▶ Material to process

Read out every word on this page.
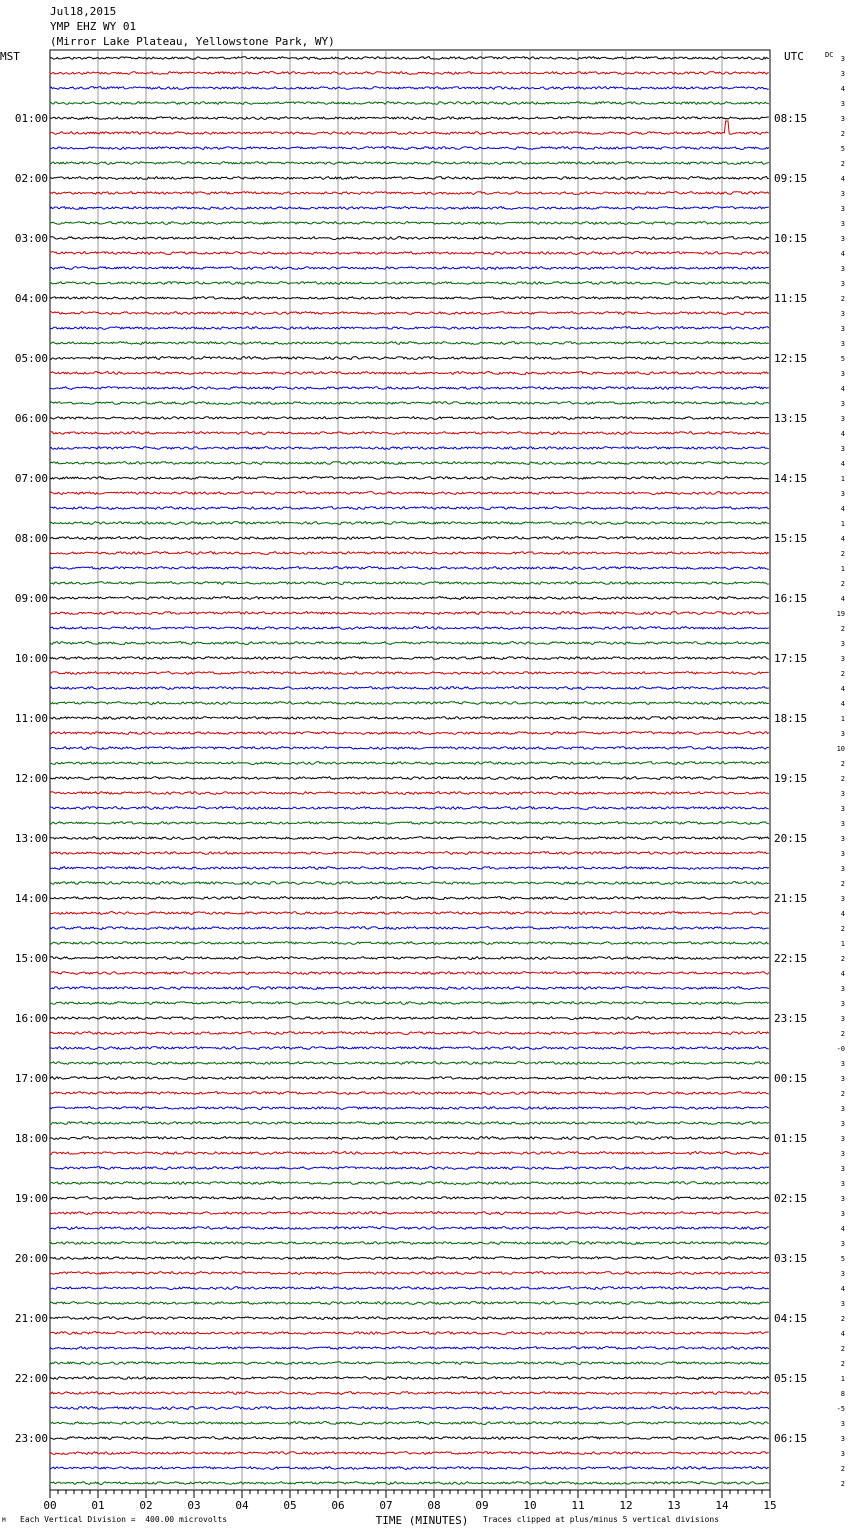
Jul18,2015
YMP EHZ WY 01
(Mirror Lake Plateau, Yellowstone Park, WY)
MST	UTC	DC
01:00
02:00
03:00
04:00
05:00
06:00
07:00
08:00
09:00
10:00
11:00
12:00
13:00
14:00
15:00
16:00
17:00
18:00
19:00
20:00
21:00
22:00
23:00
08:15
09:15
10:15
11:15
12:15
13:15
14:15
15:15
16:15
17:15
18:15
19:15
20:15
21:15
22:15
23:15
00:15
01:15
02:15
03:15
04:15
05:15
06:15
3
3
4
3
3
2
5
2
4
3
3
3
3
4
3
3
2
3
3
3
5
3
4
3
3
4
3
4
1
3
4
1
4
2
1
2
4
19
2
3
3
2
4
4
1
3
10
2
2
3
3
3
3
3
3
2
3
4
2
1
2
4
3
3
3
2
-0
3
3
2
3
3
3
3
3
3
3
3
4
3
5
3
4
3
2
4
2
2
1
8
-5
3
3
3
2
2
00	01	02	03	04	05	06	07	08	09	10	11	12	13	14	15
TIME (MINUTES)
M Each Vertical Division =  400.00 microvolts	Traces clipped at plus/minus 5 vertical divisions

▶ Required task
Write out the entries above verbatim; the pictures do not belong in your copy.

▶ Task result
Read out every word on this page.
Jul18,2015
YMP EHZ WY 01
(Mirror Lake Plateau, Yellowstone Park, WY)
MST	UTC	DC
01:00
02:00
03:00
04:00
05:00
06:00
07:00
08:00
09:00
10:00
11:00
12:00
13:00
14:00
15:00
16:00
17:00
18:00
19:00
20:00
21:00
22:00
23:00
08:15
09:15
10:15
11:15
12:15
13:15
14:15
15:15
16:15
17:15
18:15
19:15
20:15
21:15
22:15
23:15
00:15
01:15
02:15
03:15
04:15
05:15
06:15
3
3
4
3
3
2
5
2
4
3
3
3
3
4
3
3
2
3
3
3
5
3
4
3
3
4
3
4
1
3
4
1
4
2
1
2
4
19
2
3
3
2
4
4
1
3
10
2
2
3
3
3
3
3
3
2
3
4
2
1
2
4
3
3
3
2
-0
3
3
2
3
3
3
3
3
3
3
3
4
3
5
3
4
3
2
4
2
2
1
8
-5
3
3
3
2
2
00	01	02	03	04	05	06	07	08	09	10	11	12	13	14	15
TIME (MINUTES)
M Each Vertical Division =  400.00 microvolts	Traces clipped at plus/minus 5 vertical divisions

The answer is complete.